Exercise description: Return the material below in full and exactly.

Saved data entries

** start **

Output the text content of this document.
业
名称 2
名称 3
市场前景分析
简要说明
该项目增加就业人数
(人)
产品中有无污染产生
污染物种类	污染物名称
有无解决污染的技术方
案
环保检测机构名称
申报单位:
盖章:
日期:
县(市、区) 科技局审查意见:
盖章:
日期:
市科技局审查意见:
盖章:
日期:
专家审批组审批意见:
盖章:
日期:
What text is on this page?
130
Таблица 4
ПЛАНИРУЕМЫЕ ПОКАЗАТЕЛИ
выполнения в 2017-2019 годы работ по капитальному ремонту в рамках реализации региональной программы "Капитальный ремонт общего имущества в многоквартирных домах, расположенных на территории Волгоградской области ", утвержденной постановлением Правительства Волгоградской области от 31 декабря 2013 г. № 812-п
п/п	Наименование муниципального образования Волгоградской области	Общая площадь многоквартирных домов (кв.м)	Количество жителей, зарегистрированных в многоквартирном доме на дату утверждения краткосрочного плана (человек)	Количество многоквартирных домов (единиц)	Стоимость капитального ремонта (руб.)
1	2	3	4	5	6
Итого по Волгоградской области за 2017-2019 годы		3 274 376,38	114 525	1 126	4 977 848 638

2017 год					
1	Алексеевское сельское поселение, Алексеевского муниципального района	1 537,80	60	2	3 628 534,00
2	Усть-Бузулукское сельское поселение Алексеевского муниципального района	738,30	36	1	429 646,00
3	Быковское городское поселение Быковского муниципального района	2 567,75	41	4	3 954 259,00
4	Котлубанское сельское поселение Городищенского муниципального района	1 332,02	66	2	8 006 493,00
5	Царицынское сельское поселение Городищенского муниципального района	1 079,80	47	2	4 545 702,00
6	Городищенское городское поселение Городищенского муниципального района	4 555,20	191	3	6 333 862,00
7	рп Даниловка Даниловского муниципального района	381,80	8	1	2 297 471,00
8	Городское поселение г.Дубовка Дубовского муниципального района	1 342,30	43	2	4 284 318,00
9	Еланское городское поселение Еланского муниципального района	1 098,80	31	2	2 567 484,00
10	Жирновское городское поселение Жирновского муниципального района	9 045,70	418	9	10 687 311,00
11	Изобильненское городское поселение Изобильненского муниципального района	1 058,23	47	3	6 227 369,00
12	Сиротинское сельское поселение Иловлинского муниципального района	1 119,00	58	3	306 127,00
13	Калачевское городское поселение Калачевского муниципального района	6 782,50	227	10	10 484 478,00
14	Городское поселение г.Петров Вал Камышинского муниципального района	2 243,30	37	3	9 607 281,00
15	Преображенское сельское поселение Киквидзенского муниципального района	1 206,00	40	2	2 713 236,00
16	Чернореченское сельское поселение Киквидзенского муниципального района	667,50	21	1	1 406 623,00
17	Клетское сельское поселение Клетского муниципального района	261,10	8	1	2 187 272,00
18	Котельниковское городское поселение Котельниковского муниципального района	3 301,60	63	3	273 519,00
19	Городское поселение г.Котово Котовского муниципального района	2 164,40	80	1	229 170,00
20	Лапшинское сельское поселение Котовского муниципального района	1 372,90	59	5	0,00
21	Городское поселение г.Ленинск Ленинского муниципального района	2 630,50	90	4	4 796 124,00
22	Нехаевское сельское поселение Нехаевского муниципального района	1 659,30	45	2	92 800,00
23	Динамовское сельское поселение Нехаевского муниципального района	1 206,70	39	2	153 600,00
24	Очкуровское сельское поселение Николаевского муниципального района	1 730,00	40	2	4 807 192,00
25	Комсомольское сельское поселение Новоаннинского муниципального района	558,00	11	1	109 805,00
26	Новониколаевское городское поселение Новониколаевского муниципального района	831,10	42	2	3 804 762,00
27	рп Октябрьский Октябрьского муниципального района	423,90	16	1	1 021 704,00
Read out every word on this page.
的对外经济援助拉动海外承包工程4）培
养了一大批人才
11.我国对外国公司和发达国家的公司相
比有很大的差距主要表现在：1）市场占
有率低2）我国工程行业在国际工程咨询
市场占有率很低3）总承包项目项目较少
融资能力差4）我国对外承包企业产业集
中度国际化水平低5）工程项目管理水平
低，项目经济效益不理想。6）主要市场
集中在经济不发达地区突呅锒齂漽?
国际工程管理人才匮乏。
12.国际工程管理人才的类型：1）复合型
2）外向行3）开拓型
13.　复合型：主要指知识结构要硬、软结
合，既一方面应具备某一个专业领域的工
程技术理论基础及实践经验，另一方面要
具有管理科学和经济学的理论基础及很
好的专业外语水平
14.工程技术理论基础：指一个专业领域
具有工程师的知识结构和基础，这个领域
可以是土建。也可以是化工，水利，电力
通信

** end **

Solution to this exercise:
Output the text content of this document.
业
名称 2
名称 3
市场前景分析
简要说明
该项目增加就业人数
(人)
产品中有无污染产生
污染物种类	污染物名称
有无解决污染的技术方
案
环保检测机构名称
申报单位:
盖章:
日期:
县(市、区) 科技局审查意见:
盖章:
日期:
市科技局审查意见:
盖章:
日期:
专家审批组审批意见:
盖章:
日期:
What text is on this page?
130
Таблица 4
ПЛАНИРУЕМЫЕ ПОКАЗАТЕЛИ
выполнения в 2017-2019 годы работ по капитальному ремонту в рамках реализации региональной программы "Капитальный ремонт общего имущества в многоквартирных домах, расположенных на территории Волгоградской области ", утвержденной постановлением Правительства Волгоградской области от 31 декабря 2013 г. № 812-п
п/п	Наименование муниципального образования Волгоградской области	Общая площадь многоквартирных домов (кв.м)	Количество жителей, зарегистрированных в многоквартирном доме на дату утверждения краткосрочного плана (человек)	Количество многоквартирных домов (единиц)	Стоимость капитального ремонта (руб.)
1	2	3	4	5	6
Итого по Волгоградской области за 2017-2019 годы		3 274 376,38	114 525	1 126	4 977 848 638

2017 год					
1	Алексеевское сельское поселение, Алексеевского муниципального района	1 537,80	60	2	3 628 534,00
2	Усть-Бузулукское сельское поселение Алексеевского муниципального района	738,30	36	1	429 646,00
3	Быковское городское поселение Быковского муниципального района	2 567,75	41	4	3 954 259,00
4	Котлубанское сельское поселение Городищенского муниципального района	1 332,02	66	2	8 006 493,00
5	Царицынское сельское поселение Городищенского муниципального района	1 079,80	47	2	4 545 702,00
6	Городищенское городское поселение Городищенского муниципального района	4 555,20	191	3	6 333 862,00
7	рп Даниловка Даниловского муниципального района	381,80	8	1	2 297 471,00
8	Городское поселение г.Дубовка Дубовского муниципального района	1 342,30	43	2	4 284 318,00
9	Еланское городское поселение Еланского муниципального района	1 098,80	31	2	2 567 484,00
10	Жирновское городское поселение Жирновского муниципального района	9 045,70	418	9	10 687 311,00
11	Изобильненское городское поселение Изобильненского муниципального района	1 058,23	47	3	6 227 369,00
12	Сиротинское сельское поселение Иловлинского муниципального района	1 119,00	58	3	306 127,00
13	Калачевское городское поселение Калачевского муниципального района	6 782,50	227	10	10 484 478,00
14	Городское поселение г.Петров Вал Камышинского муниципального района	2 243,30	37	3	9 607 281,00
15	Преображенское сельское поселение Киквидзенского муниципального района	1 206,00	40	2	2 713 236,00
16	Чернореченское сельское поселение Киквидзенского муниципального района	667,50	21	1	1 406 623,00
17	Клетское сельское поселение Клетского муниципального района	261,10	8	1	2 187 272,00
18	Котельниковское городское поселение Котельниковского муниципального района	3 301,60	63	3	273 519,00
19	Городское поселение г.Котово Котовского муниципального района	2 164,40	80	1	229 170,00
20	Лапшинское сельское поселение Котовского муниципального района	1 372,90	59	5	0,00
21	Городское поселение г.Ленинск Ленинского муниципального района	2 630,50	90	4	4 796 124,00
22	Нехаевское сельское поселение Нехаевского муниципального района	1 659,30	45	2	92 800,00
23	Динамовское сельское поселение Нехаевского муниципального района	1 206,70	39	2	153 600,00
24	Очкуровское сельское поселение Николаевского муниципального района	1 730,00	40	2	4 807 192,00
25	Комсомольское сельское поселение Новоаннинского муниципального района	558,00	11	1	109 805,00
26	Новониколаевское городское поселение Новониколаевского муниципального района	831,10	42	2	3 804 762,00
27	рп Октябрьский Октябрьского муниципального района	423,90	16	1	1 021 704,00
Read out every word on this page.
的对外经济援助拉动海外承包工程4）培
养了一大批人才
11.我国对外国公司和发达国家的公司相
比有很大的差距主要表现在：1）市场占
有率低2）我国工程行业在国际工程咨询
市场占有率很低3）总承包项目项目较少
融资能力差4）我国对外承包企业产业集
中度国际化水平低5）工程项目管理水平
低，项目经济效益不理想。6）主要市场
集中在经济不发达地区突呅锒齂漽?
国际工程管理人才匮乏。
12.国际工程管理人才的类型：1）复合型
2）外向行3）开拓型
13.　复合型：主要指知识结构要硬、软结
合，既一方面应具备某一个专业领域的工
程技术理论基础及实践经验，另一方面要
具有管理科学和经济学的理论基础及很
好的专业外语水平
14.工程技术理论基础：指一个专业领域
具有工程师的知识结构和基础，这个领域
可以是土建。也可以是化工，水利，电力
通信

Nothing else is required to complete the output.